WHAT NEEDS TO BE DONE — Identify each line below containing the string "odors" and copy it.

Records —

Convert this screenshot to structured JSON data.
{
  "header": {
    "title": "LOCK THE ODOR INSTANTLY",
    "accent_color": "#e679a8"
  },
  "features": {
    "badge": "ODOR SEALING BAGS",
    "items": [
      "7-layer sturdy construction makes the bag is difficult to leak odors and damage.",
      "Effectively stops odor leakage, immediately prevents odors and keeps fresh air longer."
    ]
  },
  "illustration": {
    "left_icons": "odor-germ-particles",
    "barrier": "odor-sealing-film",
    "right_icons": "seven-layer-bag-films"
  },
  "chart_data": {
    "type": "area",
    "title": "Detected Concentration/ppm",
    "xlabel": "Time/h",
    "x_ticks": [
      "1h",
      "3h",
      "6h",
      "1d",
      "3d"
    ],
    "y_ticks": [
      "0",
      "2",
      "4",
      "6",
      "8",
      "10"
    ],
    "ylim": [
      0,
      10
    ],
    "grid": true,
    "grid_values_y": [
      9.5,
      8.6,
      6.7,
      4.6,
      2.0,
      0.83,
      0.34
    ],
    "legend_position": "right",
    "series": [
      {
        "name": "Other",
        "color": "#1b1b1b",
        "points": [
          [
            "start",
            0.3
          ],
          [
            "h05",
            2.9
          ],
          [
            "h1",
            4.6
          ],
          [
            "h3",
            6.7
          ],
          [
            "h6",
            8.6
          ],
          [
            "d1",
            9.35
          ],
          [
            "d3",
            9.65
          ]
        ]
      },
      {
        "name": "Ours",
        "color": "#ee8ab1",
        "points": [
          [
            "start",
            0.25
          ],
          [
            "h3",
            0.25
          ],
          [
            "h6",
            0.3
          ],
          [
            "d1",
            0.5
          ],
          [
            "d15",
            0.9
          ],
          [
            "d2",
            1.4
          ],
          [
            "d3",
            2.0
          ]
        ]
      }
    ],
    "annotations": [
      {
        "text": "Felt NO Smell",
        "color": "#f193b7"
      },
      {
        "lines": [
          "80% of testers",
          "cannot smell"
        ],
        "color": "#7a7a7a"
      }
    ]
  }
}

OUTPUT —
      "7-layer sturdy construction makes the bag is difficult to leak odors and damage.",
      "Effectively stops odor leakage, immediately prevents odors and keeps fresh air longer."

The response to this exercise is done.